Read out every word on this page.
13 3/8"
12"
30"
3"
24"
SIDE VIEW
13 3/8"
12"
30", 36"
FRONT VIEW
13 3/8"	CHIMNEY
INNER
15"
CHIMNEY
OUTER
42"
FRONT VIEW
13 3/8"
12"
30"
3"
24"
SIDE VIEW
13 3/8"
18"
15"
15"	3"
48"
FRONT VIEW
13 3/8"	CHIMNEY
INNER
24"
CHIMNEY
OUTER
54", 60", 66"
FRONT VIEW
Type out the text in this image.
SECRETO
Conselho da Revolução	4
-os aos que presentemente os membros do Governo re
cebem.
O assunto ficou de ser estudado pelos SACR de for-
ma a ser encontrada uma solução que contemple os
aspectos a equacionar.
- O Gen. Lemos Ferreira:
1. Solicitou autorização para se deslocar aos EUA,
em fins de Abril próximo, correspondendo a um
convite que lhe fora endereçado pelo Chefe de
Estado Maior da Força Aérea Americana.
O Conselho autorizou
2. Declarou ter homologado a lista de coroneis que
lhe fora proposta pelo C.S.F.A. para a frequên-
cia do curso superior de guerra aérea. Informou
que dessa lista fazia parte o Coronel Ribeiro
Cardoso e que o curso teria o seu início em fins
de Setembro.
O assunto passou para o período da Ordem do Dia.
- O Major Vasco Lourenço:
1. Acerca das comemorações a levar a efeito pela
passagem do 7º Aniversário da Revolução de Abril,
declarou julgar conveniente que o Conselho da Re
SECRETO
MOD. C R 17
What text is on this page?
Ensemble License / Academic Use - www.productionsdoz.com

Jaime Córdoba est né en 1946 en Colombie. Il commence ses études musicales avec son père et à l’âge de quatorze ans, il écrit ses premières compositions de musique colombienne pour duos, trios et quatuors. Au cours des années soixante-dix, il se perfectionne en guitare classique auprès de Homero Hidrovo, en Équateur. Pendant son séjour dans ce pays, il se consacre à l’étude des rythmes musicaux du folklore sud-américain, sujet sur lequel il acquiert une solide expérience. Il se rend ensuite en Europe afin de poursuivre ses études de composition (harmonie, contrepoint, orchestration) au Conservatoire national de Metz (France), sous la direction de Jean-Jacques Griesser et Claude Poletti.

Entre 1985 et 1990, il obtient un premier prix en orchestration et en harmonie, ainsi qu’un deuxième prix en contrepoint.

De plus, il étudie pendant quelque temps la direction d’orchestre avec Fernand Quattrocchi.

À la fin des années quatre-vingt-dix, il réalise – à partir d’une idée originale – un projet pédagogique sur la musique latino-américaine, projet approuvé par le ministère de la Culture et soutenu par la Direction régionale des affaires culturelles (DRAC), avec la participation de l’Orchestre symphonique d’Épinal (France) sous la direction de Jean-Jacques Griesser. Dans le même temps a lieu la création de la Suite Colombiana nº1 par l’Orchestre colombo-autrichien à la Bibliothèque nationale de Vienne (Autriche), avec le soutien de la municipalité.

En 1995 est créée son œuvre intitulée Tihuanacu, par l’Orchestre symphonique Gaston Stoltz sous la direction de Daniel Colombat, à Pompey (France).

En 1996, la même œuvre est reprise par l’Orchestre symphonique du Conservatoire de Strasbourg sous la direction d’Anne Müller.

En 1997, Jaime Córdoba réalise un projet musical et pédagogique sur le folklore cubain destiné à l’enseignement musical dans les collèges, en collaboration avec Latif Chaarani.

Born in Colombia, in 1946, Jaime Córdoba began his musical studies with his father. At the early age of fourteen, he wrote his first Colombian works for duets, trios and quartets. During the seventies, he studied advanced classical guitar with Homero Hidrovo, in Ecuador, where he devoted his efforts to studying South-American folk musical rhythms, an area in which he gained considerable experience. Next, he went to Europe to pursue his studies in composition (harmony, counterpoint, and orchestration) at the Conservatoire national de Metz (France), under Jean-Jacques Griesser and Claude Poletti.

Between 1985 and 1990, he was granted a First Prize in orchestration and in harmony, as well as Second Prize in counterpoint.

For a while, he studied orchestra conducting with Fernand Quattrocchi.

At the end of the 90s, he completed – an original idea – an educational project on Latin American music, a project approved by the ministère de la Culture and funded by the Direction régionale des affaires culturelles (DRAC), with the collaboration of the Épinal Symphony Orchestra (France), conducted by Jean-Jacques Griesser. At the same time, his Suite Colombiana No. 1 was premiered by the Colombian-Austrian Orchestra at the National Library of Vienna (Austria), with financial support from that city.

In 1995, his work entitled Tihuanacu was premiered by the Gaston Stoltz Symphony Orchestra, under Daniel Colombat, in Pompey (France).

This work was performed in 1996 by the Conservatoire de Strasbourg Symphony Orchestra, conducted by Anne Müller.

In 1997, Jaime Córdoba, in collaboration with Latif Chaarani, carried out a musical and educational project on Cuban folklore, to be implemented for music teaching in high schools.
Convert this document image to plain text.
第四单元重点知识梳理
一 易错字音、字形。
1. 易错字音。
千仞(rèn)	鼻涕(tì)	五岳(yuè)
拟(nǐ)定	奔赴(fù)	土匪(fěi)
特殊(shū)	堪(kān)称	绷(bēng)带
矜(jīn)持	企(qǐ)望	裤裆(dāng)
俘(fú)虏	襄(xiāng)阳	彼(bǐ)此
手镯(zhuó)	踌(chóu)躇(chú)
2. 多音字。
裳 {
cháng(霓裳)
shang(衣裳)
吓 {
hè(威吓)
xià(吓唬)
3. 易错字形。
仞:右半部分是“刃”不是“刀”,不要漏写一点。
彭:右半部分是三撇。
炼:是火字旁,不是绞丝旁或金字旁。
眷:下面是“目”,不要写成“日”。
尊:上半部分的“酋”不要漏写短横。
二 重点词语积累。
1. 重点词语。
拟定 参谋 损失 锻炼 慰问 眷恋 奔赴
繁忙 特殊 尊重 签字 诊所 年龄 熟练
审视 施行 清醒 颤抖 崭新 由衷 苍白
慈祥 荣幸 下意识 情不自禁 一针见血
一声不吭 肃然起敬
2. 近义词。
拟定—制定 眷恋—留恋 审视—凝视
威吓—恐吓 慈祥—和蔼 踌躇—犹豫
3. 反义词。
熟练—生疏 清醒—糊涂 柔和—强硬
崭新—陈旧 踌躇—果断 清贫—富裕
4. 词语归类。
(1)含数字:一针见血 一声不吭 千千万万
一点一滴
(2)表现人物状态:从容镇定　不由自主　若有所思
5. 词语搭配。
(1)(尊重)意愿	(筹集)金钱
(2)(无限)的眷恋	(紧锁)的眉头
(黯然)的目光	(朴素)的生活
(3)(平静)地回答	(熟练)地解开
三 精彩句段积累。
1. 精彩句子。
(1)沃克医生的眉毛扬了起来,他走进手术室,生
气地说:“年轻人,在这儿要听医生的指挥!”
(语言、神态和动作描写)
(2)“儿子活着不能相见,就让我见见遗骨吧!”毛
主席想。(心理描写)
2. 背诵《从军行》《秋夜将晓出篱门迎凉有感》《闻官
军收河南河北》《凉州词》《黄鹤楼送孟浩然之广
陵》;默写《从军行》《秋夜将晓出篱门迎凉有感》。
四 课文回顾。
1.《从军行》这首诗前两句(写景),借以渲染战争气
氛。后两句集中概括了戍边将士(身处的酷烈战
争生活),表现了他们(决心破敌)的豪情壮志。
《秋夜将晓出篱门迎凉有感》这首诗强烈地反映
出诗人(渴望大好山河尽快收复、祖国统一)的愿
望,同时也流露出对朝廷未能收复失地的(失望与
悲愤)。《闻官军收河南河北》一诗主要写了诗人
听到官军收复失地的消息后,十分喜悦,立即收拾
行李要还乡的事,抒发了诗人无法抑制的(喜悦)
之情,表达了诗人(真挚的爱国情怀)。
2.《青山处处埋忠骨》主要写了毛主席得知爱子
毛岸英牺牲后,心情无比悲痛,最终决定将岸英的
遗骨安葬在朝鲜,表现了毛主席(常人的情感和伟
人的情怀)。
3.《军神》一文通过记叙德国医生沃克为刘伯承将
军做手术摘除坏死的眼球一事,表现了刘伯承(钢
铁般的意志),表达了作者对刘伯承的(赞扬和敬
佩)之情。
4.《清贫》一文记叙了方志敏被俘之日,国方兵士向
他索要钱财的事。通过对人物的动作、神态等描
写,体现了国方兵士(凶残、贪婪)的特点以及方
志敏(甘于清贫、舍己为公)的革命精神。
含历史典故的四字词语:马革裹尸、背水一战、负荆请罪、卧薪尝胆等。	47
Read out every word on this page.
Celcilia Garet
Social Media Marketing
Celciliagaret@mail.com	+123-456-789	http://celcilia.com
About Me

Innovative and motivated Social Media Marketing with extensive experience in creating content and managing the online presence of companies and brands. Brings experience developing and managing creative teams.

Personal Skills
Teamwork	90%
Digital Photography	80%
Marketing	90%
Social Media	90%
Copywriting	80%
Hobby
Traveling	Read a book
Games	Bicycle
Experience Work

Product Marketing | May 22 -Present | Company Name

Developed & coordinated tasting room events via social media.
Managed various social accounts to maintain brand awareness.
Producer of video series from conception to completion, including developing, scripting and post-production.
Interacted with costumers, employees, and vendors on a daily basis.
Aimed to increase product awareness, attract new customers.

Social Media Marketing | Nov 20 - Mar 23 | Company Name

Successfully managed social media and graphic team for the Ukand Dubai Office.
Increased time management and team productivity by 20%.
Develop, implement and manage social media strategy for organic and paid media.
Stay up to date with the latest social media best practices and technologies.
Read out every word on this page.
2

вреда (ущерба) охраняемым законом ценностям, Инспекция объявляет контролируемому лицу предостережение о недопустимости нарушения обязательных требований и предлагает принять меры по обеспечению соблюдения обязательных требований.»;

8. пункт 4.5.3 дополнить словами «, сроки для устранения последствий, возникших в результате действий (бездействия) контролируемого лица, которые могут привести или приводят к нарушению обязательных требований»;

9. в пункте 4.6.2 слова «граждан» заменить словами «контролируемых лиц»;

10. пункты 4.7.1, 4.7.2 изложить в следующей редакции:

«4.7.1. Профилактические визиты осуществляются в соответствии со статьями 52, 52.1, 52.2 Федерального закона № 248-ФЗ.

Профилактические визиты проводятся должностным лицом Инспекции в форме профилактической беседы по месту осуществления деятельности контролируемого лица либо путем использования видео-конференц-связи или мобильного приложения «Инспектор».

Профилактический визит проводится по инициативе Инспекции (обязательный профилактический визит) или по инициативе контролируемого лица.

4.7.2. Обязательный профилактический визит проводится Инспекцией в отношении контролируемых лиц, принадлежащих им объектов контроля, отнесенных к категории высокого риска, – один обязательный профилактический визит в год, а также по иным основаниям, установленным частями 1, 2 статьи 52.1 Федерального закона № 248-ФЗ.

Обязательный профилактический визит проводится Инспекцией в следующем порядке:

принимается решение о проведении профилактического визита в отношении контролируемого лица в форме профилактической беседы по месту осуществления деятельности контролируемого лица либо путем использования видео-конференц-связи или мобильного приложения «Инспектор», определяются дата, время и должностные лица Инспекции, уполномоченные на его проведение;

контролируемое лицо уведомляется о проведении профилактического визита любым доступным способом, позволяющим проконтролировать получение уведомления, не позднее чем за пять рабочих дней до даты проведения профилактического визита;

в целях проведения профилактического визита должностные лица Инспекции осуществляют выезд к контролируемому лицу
• • •
Provide only the number of lines in the entries that hold the word "форме".

• Output below
2